Copy the records below exactly as they are written.
[start Provided material]
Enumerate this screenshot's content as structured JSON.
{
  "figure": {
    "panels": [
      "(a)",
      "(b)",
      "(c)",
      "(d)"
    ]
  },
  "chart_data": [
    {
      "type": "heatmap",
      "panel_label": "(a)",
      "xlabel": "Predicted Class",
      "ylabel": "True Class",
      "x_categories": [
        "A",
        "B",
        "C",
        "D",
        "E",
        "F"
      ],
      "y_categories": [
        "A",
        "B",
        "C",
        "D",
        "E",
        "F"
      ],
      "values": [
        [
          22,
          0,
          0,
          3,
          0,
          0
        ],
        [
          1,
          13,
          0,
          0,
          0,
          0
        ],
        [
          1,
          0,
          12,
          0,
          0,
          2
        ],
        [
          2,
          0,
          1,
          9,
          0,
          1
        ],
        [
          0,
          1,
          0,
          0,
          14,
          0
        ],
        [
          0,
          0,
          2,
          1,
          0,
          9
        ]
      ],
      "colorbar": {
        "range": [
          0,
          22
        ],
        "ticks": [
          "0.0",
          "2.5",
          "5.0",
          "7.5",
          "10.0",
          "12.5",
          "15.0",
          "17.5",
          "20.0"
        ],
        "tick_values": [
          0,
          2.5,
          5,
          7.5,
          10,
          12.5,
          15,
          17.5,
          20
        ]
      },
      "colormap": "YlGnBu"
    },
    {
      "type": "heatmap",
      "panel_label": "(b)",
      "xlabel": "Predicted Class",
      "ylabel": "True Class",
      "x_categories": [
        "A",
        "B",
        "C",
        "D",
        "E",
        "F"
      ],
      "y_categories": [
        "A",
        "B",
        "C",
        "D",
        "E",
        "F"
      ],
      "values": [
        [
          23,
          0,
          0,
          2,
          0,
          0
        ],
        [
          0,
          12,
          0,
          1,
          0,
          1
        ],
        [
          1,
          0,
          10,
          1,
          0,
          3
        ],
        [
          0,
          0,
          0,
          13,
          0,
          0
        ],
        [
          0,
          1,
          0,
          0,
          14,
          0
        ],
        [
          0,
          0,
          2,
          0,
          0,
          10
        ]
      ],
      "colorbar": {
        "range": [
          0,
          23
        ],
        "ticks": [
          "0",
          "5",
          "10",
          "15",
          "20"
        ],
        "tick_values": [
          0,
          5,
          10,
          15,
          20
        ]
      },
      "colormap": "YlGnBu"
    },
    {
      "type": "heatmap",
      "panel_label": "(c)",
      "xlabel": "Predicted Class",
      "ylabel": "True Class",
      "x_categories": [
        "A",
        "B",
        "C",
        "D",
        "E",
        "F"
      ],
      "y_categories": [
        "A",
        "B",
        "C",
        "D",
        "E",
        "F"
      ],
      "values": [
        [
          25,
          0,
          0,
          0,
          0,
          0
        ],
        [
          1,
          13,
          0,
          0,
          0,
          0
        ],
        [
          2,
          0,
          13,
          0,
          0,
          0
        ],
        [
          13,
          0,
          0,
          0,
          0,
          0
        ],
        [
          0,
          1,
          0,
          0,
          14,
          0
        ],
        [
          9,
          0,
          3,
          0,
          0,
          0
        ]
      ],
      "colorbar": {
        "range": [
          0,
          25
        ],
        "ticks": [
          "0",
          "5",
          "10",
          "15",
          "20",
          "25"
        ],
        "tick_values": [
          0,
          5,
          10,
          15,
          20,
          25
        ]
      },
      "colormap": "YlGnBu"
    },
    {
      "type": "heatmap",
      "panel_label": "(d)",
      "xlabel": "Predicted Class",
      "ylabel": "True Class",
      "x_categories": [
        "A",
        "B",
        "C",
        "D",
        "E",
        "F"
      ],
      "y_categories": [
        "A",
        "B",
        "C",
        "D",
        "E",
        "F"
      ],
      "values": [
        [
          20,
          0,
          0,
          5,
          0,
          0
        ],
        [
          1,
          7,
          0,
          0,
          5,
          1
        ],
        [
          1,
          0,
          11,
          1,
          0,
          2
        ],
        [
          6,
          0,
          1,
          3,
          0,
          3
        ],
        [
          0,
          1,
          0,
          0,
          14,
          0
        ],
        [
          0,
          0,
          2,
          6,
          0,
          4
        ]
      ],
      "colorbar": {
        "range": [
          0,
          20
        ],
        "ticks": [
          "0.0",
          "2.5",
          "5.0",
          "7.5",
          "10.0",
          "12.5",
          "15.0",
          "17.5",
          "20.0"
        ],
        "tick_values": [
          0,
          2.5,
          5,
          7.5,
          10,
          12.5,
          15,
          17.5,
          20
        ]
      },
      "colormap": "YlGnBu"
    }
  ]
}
[end Provided material]
• [Solution for this problem]:
Enumerate this screenshot's content as structured JSON.
{
  "figure": {
    "panels": [
      "(a)",
      "(b)",
      "(c)",
      "(d)"
    ]
  },
  "chart_data": [
    {
      "type": "heatmap",
      "panel_label": "(a)",
      "xlabel": "Predicted Class",
      "ylabel": "True Class",
      "x_categories": [
        "A",
        "B",
        "C",
        "D",
        "E",
        "F"
      ],
      "y_categories": [
        "A",
        "B",
        "C",
        "D",
        "E",
        "F"
      ],
      "values": [
        [
          22,
          0,
          0,
          3,
          0,
          0
        ],
        [
          1,
          13,
          0,
          0,
          0,
          0
        ],
        [
          1,
          0,
          12,
          0,
          0,
          2
        ],
        [
          2,
          0,
          1,
          9,
          0,
          1
        ],
        [
          0,
          1,
          0,
          0,
          14,
          0
        ],
        [
          0,
          0,
          2,
          1,
          0,
          9
        ]
      ],
      "colorbar": {
        "range": [
          0,
          22
        ],
        "ticks": [
          "0.0",
          "2.5",
          "5.0",
          "7.5",
          "10.0",
          "12.5",
          "15.0",
          "17.5",
          "20.0"
        ],
        "tick_values": [
          0,
          2.5,
          5,
          7.5,
          10,
          12.5,
          15,
          17.5,
          20
        ]
      },
      "colormap": "YlGnBu"
    },
    {
      "type": "heatmap",
      "panel_label": "(b)",
      "xlabel": "Predicted Class",
      "ylabel": "True Class",
      "x_categories": [
        "A",
        "B",
        "C",
        "D",
        "E",
        "F"
      ],
      "y_categories": [
        "A",
        "B",
        "C",
        "D",
        "E",
        "F"
      ],
      "values": [
        [
          23,
          0,
          0,
          2,
          0,
          0
        ],
        [
          0,
          12,
          0,
          1,
          0,
          1
        ],
        [
          1,
          0,
          10,
          1,
          0,
          3
        ],
        [
          0,
          0,
          0,
          13,
          0,
          0
        ],
        [
          0,
          1,
          0,
          0,
          14,
          0
        ],
        [
          0,
          0,
          2,
          0,
          0,
          10
        ]
      ],
      "colorbar": {
        "range": [
          0,
          23
        ],
        "ticks": [
          "0",
          "5",
          "10",
          "15",
          "20"
        ],
        "tick_values": [
          0,
          5,
          10,
          15,
          20
        ]
      },
      "colormap": "YlGnBu"
    },
    {
      "type": "heatmap",
      "panel_label": "(c)",
      "xlabel": "Predicted Class",
      "ylabel": "True Class",
      "x_categories": [
        "A",
        "B",
        "C",
        "D",
        "E",
        "F"
      ],
      "y_categories": [
        "A",
        "B",
        "C",
        "D",
        "E",
        "F"
      ],
      "values": [
        [
          25,
          0,
          0,
          0,
          0,
          0
        ],
        [
          1,
          13,
          0,
          0,
          0,
          0
        ],
        [
          2,
          0,
          13,
          0,
          0,
          0
        ],
        [
          13,
          0,
          0,
          0,
          0,
          0
        ],
        [
          0,
          1,
          0,
          0,
          14,
          0
        ],
        [
          9,
          0,
          3,
          0,
          0,
          0
        ]
      ],
      "colorbar": {
        "range": [
          0,
          25
        ],
        "ticks": [
          "0",
          "5",
          "10",
          "15",
          "20",
          "25"
        ],
        "tick_values": [
          0,
          5,
          10,
          15,
          20,
          25
        ]
      },
      "colormap": "YlGnBu"
    },
    {
      "type": "heatmap",
      "panel_label": "(d)",
      "xlabel": "Predicted Class",
      "ylabel": "True Class",
      "x_categories": [
        "A",
        "B",
        "C",
        "D",
        "E",
        "F"
      ],
      "y_categories": [
        "A",
        "B",
        "C",
        "D",
        "E",
        "F"
      ],
      "values": [
        [
          20,
          0,
          0,
          5,
          0,
          0
        ],
        [
          1,
          7,
          0,
          0,
          5,
          1
        ],
        [
          1,
          0,
          11,
          1,
          0,
          2
        ],
        [
          6,
          0,
          1,
          3,
          0,
          3
        ],
        [
          0,
          1,
          0,
          0,
          14,
          0
        ],
        [
          0,
          0,
          2,
          6,
          0,
          4
        ]
      ],
      "colorbar": {
        "range": [
          0,
          20
        ],
        "ticks": [
          "0.0",
          "2.5",
          "5.0",
          "7.5",
          "10.0",
          "12.5",
          "15.0",
          "17.5",
          "20.0"
        ],
        "tick_values": [
          0,
          2.5,
          5,
          7.5,
          10,
          12.5,
          15,
          17.5,
          20
        ]
      },
      "colormap": "YlGnBu"
    }
  ]
}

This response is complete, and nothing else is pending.